> [TASK PROMPT]: Of all the lines here, how many include the string "hour"? Answer with the number only.

+++ LISTED RECORDS

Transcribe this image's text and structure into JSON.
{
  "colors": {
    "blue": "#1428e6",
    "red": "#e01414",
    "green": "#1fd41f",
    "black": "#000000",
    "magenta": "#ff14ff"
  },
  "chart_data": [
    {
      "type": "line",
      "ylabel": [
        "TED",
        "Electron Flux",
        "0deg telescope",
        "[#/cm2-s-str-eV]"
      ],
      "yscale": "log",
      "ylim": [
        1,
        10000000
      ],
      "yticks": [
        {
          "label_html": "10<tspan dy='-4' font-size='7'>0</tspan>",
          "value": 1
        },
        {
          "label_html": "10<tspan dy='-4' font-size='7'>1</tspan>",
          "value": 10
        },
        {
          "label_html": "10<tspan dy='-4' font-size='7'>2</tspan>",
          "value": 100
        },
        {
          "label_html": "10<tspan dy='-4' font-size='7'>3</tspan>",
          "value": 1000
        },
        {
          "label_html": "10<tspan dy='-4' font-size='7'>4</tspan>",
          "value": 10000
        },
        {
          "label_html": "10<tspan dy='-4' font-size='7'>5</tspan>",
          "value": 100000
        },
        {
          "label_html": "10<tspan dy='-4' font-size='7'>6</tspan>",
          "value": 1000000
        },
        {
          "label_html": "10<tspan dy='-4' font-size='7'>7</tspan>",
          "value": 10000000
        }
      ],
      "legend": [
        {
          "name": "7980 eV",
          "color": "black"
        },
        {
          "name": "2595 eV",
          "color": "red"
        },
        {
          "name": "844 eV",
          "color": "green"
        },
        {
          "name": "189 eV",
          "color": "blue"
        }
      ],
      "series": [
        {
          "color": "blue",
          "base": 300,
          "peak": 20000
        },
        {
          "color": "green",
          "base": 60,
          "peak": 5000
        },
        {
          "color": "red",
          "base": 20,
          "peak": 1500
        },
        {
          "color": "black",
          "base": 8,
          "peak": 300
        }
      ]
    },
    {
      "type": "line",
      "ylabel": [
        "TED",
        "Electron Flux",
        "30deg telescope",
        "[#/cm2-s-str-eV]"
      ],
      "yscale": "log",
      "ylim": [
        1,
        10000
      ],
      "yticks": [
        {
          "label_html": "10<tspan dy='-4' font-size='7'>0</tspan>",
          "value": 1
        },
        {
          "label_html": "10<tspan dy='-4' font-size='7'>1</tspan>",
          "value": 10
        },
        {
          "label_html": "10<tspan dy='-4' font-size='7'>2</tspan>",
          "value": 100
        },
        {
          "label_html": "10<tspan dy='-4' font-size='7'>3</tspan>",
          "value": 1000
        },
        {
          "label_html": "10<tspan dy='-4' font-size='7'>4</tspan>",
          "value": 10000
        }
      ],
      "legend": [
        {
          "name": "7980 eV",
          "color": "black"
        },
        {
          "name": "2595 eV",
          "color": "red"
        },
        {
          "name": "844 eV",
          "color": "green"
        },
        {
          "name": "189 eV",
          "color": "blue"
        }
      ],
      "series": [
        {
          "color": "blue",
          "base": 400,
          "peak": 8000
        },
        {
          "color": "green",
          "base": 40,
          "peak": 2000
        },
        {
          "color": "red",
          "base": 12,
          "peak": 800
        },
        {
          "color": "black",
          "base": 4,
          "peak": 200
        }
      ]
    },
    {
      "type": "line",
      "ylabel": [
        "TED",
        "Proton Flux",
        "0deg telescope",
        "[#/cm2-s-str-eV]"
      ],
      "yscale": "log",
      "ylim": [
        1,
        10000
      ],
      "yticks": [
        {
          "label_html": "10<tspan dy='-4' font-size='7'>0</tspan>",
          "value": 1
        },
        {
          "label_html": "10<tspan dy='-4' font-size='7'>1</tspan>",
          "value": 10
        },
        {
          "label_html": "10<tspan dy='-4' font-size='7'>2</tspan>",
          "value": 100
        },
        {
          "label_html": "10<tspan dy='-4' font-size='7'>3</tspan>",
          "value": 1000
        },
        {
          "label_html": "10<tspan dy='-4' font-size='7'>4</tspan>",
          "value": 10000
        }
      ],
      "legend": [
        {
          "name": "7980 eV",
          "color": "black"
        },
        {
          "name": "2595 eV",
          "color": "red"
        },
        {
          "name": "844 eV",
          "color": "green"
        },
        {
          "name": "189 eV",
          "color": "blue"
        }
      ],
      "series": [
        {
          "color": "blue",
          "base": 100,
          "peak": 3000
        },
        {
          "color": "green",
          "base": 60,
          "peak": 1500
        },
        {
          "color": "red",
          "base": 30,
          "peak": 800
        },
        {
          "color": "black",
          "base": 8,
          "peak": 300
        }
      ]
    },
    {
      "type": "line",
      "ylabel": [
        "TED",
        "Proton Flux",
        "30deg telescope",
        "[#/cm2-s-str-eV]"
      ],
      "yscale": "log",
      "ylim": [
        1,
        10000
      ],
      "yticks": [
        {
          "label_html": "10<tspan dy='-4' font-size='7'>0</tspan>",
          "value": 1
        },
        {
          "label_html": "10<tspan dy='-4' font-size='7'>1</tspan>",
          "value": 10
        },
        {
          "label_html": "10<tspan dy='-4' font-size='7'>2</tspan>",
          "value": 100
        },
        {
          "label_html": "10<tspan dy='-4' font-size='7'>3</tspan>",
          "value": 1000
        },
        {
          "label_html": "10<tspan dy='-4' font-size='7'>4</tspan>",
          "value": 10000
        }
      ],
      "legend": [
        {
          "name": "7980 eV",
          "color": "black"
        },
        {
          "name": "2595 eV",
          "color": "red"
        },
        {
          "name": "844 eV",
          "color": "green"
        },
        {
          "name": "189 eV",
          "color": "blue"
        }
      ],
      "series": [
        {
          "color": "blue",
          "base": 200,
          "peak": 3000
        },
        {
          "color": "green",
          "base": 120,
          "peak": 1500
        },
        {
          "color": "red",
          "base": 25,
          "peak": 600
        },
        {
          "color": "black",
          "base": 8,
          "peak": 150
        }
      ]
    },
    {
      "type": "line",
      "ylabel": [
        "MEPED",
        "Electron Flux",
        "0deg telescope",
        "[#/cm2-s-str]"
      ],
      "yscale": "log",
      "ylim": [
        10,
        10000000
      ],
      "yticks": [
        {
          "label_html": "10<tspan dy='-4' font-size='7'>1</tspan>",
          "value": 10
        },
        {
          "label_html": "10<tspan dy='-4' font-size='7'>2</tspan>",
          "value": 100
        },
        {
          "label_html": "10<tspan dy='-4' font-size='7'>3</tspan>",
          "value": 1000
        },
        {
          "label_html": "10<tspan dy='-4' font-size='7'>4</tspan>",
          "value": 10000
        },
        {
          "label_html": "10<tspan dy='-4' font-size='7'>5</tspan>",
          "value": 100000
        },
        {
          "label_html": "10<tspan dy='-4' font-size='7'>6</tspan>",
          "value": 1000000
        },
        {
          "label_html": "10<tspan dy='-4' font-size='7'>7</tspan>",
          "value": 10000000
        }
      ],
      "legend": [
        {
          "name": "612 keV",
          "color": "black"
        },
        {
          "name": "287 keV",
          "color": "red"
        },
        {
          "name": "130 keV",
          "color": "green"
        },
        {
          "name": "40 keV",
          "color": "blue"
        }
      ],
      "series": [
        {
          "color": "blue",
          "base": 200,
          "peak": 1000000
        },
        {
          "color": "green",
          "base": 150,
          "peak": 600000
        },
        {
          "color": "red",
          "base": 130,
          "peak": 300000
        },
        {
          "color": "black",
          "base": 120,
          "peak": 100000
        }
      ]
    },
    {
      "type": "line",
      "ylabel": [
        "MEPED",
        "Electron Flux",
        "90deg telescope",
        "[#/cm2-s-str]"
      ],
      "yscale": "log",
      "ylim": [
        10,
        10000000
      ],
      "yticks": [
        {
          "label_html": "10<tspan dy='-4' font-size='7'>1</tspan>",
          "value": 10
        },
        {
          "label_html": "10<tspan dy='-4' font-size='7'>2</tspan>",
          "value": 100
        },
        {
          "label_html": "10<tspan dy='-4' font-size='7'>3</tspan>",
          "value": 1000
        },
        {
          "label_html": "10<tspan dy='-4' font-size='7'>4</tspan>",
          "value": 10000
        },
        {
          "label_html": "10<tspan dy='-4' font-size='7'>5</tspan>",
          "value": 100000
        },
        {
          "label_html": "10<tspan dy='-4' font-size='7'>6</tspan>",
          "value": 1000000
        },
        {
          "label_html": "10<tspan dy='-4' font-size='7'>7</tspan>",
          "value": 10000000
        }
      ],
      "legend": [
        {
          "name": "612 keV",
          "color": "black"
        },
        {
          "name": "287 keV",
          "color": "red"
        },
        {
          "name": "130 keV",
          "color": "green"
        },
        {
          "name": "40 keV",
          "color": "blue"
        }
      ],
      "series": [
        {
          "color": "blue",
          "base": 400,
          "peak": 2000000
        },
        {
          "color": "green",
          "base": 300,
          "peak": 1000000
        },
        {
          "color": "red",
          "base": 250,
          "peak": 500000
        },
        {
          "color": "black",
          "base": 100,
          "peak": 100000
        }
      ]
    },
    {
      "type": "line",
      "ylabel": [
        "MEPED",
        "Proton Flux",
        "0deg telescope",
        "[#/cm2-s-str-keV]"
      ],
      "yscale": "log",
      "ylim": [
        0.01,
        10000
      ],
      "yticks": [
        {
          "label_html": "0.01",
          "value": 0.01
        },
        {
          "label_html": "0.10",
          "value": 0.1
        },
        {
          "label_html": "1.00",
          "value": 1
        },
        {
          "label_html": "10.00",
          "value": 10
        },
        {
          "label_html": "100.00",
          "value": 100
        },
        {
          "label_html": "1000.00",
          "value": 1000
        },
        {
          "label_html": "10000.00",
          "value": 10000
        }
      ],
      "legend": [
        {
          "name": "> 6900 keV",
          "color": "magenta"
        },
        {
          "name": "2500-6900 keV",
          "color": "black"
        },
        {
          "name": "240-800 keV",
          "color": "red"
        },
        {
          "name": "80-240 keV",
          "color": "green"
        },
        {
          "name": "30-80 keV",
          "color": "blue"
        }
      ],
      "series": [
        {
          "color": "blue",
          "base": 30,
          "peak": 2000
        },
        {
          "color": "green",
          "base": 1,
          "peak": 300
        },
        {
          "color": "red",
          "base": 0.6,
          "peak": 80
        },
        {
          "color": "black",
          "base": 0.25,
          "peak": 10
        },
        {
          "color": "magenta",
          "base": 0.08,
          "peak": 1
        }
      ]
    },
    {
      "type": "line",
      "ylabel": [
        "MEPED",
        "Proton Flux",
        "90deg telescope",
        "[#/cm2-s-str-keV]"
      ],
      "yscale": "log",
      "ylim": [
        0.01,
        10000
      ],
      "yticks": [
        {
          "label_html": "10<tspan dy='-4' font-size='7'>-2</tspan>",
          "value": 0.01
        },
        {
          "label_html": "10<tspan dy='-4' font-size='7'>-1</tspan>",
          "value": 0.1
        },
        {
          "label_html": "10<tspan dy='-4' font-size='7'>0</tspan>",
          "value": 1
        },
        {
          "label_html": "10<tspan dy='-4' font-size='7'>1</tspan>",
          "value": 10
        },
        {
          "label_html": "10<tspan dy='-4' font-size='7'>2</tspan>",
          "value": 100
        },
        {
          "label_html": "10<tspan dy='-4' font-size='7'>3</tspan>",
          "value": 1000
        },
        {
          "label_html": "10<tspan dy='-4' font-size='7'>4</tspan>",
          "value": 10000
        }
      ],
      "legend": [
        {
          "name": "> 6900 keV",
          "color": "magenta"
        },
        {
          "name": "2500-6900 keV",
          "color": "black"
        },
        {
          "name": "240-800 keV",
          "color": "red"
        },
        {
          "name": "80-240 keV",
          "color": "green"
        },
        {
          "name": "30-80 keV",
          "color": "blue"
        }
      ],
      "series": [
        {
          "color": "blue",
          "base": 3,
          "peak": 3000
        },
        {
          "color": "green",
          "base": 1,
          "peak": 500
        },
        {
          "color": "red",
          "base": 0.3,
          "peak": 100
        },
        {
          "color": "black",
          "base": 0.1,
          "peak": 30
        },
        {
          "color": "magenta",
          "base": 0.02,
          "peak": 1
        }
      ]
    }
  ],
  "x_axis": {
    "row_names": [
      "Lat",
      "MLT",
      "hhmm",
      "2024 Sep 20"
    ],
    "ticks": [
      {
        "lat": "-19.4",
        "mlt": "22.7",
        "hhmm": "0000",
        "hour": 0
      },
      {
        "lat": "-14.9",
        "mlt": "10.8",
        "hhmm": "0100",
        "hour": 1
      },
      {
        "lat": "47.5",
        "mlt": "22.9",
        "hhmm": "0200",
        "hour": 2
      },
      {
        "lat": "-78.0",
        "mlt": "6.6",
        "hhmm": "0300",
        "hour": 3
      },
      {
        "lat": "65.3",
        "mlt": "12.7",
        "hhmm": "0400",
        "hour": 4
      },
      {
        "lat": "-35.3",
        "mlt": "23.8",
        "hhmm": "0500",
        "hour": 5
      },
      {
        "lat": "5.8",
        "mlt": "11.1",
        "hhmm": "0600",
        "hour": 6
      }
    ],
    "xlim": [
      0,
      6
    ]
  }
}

++++++

> [RESPONSE BELOW]: 7